◆ **Entries**:
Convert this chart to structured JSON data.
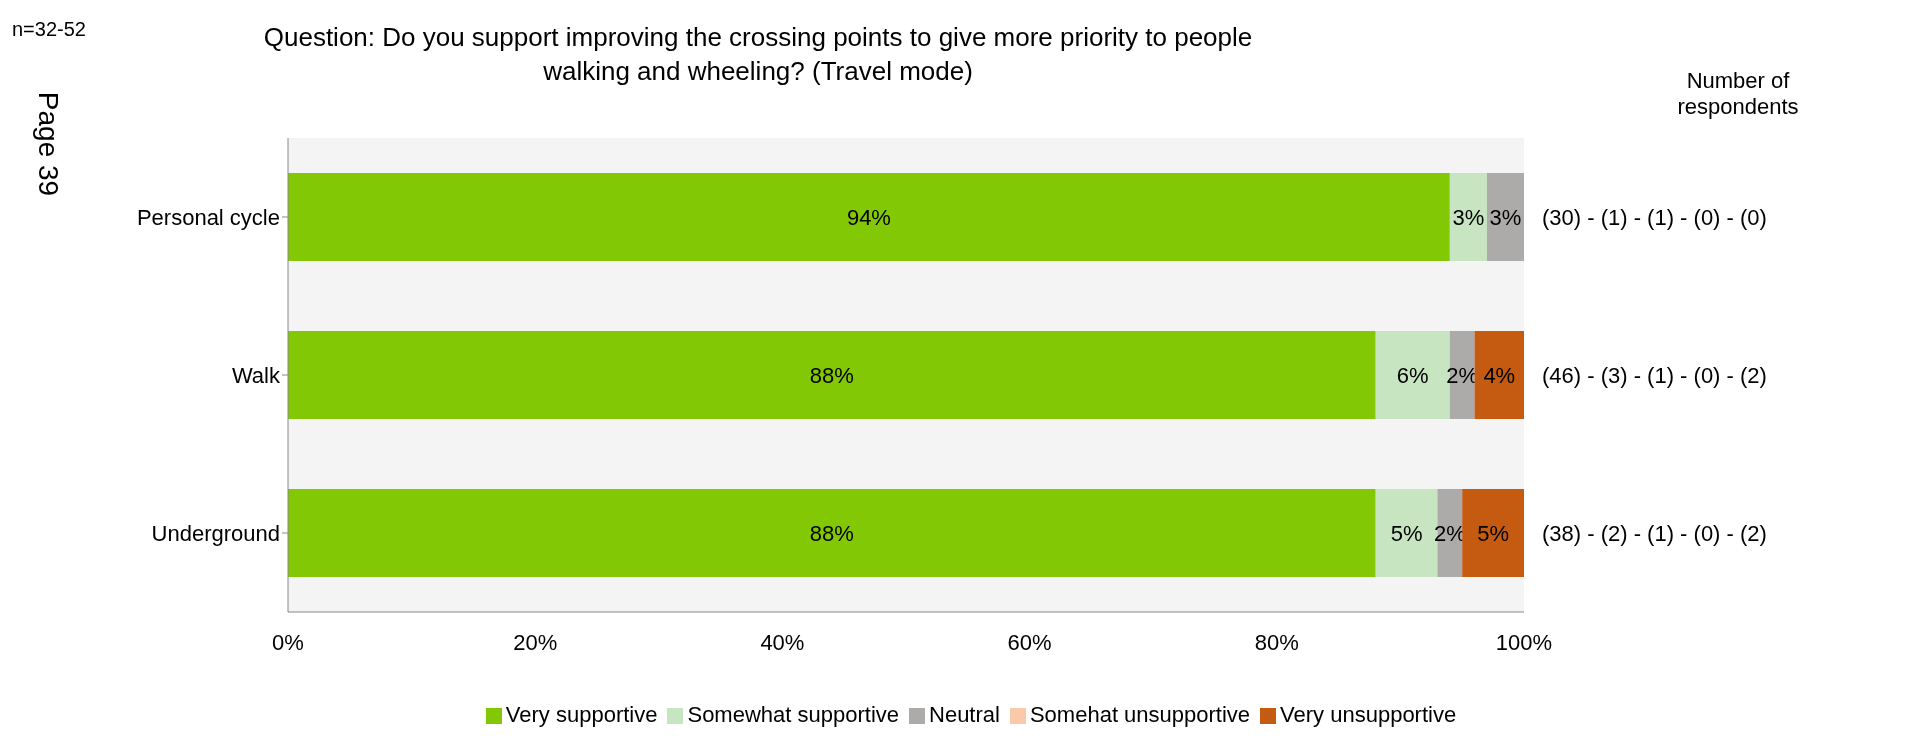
{
  "chart_data": {
    "type": "bar",
    "orientation": "horizontal",
    "stacked": true,
    "title": "Question: Do you support improving the crossing points to give more priority to people walking and wheeling? (Travel mode)",
    "categories": [
      "Personal cycle",
      "Walk",
      "Underground"
    ],
    "series": [
      {
        "name": "Very supportive",
        "color": "#82c805",
        "values": [
          94,
          88,
          88
        ],
        "value_labels": [
          "94%",
          "88%",
          "88%"
        ]
      },
      {
        "name": "Somewhat supportive",
        "color": "#c6e5c0",
        "values": [
          3,
          6,
          5
        ],
        "value_labels": [
          "3%",
          "6%",
          "5%"
        ]
      },
      {
        "name": "Neutral",
        "color": "#adaaaa",
        "values": [
          3,
          2,
          2
        ],
        "value_labels": [
          "3%",
          "2%",
          "2%"
        ]
      },
      {
        "name": "Somehat unsupportive",
        "color": "#f9c9a9",
        "values": [
          0,
          0,
          0
        ],
        "value_labels": [
          null,
          null,
          null
        ]
      },
      {
        "name": "Very unsupportive",
        "color": "#c55a11",
        "values": [
          0,
          4,
          5
        ],
        "value_labels": [
          null,
          "4%",
          "5%"
        ]
      }
    ],
    "xlim": [
      0,
      100
    ],
    "xticks": [
      {
        "value": 0,
        "label": "0%"
      },
      {
        "value": 20,
        "label": "20%"
      },
      {
        "value": 40,
        "label": "40%"
      },
      {
        "value": 60,
        "label": "60%"
      },
      {
        "value": 80,
        "label": "80%"
      },
      {
        "value": 100,
        "label": "100%"
      }
    ],
    "grid": false,
    "legend": "bottom",
    "annotations": [
      "n=32-52",
      "Page 39",
      "Number of respondents",
      "(30) - (1) - (1) - (0) - (0)",
      "(46) - (3) - (1) - (0) - (2)",
      "(38) - (2) - (1) - (0) - (2)"
    ]
  }
}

◆ **Stated exercise**:
Copy out all of the data word for word. Do not carry over any picture.

◆ **Exercise response**:
Convert this chart to structured JSON data.
{
  "chart_data": {
    "type": "bar",
    "orientation": "horizontal",
    "stacked": true,
    "title": "Question: Do you support improving the crossing points to give more priority to people walking and wheeling? (Travel mode)",
    "categories": [
      "Personal cycle",
      "Walk",
      "Underground"
    ],
    "series": [
      {
        "name": "Very supportive",
        "color": "#82c805",
        "values": [
          94,
          88,
          88
        ],
        "value_labels": [
          "94%",
          "88%",
          "88%"
        ]
      },
      {
        "name": "Somewhat supportive",
        "color": "#c6e5c0",
        "values": [
          3,
          6,
          5
        ],
        "value_labels": [
          "3%",
          "6%",
          "5%"
        ]
      },
      {
        "name": "Neutral",
        "color": "#adaaaa",
        "values": [
          3,
          2,
          2
        ],
        "value_labels": [
          "3%",
          "2%",
          "2%"
        ]
      },
      {
        "name": "Somehat unsupportive",
        "color": "#f9c9a9",
        "values": [
          0,
          0,
          0
        ],
        "value_labels": [
          null,
          null,
          null
        ]
      },
      {
        "name": "Very unsupportive",
        "color": "#c55a11",
        "values": [
          0,
          4,
          5
        ],
        "value_labels": [
          null,
          "4%",
          "5%"
        ]
      }
    ],
    "xlim": [
      0,
      100
    ],
    "xticks": [
      {
        "value": 0,
        "label": "0%"
      },
      {
        "value": 20,
        "label": "20%"
      },
      {
        "value": 40,
        "label": "40%"
      },
      {
        "value": 60,
        "label": "60%"
      },
      {
        "value": 80,
        "label": "80%"
      },
      {
        "value": 100,
        "label": "100%"
      }
    ],
    "grid": false,
    "legend": "bottom",
    "annotations": [
      "n=32-52",
      "Page 39",
      "Number of respondents",
      "(30) - (1) - (1) - (0) - (0)",
      "(46) - (3) - (1) - (0) - (2)",
      "(38) - (2) - (1) - (0) - (2)"
    ]
  }
}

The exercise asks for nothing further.